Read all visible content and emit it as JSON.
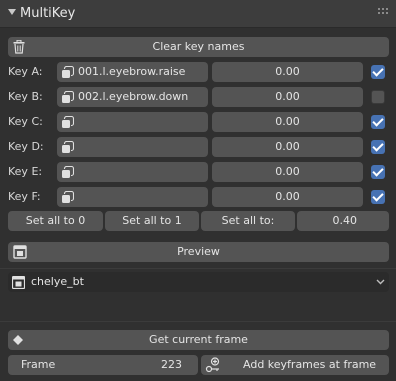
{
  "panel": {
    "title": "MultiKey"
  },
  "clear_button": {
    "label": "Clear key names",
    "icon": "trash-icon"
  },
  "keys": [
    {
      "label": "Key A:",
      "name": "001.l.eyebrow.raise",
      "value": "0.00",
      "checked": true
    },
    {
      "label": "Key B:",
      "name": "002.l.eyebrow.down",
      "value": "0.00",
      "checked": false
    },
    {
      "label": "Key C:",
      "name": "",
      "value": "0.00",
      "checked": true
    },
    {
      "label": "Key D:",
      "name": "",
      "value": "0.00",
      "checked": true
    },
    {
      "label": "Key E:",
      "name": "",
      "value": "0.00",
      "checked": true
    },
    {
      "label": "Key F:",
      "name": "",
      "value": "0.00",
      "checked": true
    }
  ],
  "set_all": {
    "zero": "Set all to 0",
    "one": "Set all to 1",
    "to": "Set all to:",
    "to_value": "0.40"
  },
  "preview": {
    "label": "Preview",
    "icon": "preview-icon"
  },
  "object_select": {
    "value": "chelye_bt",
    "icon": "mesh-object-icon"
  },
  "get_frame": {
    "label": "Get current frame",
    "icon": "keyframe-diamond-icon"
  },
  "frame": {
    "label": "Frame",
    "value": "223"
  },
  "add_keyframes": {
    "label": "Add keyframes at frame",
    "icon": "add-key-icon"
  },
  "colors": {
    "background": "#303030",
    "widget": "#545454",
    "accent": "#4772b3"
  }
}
...
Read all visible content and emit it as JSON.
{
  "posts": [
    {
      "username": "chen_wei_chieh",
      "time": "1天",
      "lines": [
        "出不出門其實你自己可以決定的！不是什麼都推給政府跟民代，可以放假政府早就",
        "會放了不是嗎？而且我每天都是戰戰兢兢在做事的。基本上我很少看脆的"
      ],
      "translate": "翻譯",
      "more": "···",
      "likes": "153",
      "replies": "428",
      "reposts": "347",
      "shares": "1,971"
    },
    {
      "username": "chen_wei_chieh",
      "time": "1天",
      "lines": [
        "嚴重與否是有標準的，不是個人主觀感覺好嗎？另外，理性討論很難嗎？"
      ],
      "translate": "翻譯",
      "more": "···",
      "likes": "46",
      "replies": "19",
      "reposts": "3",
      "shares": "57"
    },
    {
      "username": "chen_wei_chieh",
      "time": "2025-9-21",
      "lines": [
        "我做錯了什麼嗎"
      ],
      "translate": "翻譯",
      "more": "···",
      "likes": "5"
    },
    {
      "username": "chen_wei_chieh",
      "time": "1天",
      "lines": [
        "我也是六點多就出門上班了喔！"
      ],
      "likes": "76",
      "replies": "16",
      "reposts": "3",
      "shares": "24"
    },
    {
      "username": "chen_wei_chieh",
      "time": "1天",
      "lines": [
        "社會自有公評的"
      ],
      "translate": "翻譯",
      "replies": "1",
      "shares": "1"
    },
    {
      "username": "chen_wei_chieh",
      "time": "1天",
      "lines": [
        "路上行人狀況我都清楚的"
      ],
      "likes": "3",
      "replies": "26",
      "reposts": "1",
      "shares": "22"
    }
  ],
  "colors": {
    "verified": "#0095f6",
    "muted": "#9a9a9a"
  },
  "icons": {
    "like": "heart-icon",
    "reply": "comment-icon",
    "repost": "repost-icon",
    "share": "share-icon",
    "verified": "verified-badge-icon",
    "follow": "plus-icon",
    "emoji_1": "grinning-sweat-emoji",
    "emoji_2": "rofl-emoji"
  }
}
--
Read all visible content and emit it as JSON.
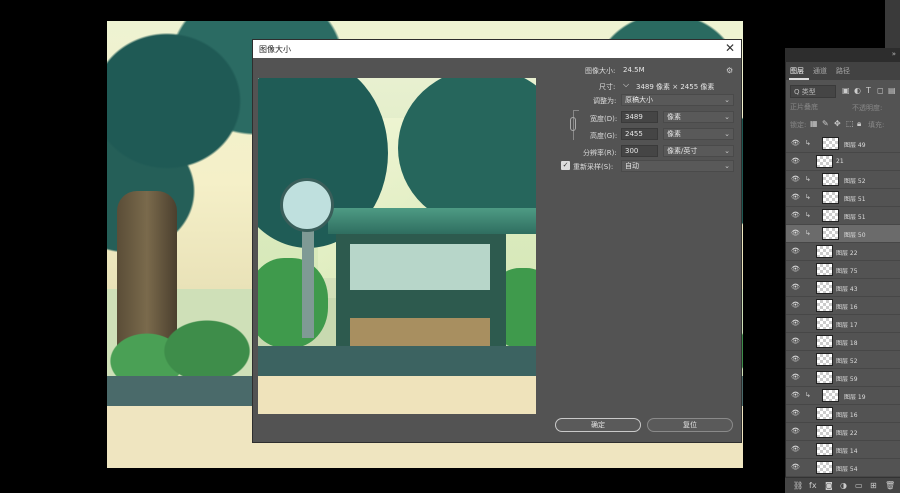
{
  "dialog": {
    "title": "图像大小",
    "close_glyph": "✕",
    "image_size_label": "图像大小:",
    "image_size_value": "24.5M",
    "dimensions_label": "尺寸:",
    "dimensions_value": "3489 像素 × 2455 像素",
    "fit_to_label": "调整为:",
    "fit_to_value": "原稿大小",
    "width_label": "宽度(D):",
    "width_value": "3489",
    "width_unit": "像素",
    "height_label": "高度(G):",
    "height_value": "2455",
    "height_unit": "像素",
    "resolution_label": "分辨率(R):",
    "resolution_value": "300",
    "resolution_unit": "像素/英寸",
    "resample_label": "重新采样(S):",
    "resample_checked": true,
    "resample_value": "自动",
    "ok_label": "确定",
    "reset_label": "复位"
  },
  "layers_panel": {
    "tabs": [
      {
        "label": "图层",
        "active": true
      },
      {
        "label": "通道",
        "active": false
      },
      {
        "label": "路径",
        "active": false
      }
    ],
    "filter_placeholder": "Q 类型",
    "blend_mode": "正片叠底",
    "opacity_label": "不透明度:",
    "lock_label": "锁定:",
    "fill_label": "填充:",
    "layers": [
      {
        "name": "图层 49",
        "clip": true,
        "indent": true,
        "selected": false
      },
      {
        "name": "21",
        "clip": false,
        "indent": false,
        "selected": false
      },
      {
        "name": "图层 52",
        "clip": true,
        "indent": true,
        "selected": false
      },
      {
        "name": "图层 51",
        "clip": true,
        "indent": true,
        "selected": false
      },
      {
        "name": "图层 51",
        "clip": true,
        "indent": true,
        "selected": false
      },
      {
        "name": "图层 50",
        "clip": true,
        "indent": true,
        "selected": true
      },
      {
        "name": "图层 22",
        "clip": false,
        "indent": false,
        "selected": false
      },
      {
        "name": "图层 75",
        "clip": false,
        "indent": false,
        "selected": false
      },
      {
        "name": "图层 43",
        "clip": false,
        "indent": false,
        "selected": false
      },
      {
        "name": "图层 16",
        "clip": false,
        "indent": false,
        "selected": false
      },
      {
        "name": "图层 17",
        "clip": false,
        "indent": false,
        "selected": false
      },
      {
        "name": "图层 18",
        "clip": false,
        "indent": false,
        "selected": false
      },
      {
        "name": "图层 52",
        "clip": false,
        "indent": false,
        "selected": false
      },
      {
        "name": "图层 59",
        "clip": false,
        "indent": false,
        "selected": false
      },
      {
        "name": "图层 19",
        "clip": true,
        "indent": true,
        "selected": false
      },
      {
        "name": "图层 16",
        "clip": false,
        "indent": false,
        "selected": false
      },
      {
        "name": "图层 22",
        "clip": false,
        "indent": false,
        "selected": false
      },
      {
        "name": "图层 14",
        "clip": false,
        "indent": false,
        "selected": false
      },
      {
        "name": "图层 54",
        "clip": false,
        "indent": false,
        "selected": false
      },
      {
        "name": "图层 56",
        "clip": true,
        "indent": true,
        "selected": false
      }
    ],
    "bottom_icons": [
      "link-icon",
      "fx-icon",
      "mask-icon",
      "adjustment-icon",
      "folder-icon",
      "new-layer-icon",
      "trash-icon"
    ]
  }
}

### What is expected
Show all lines in the entries above where the word "reposts" appears.

### Response to the exercise
      "reposts": "347",
      "reposts": "3",
      "reposts": "3",
      "reposts": "1",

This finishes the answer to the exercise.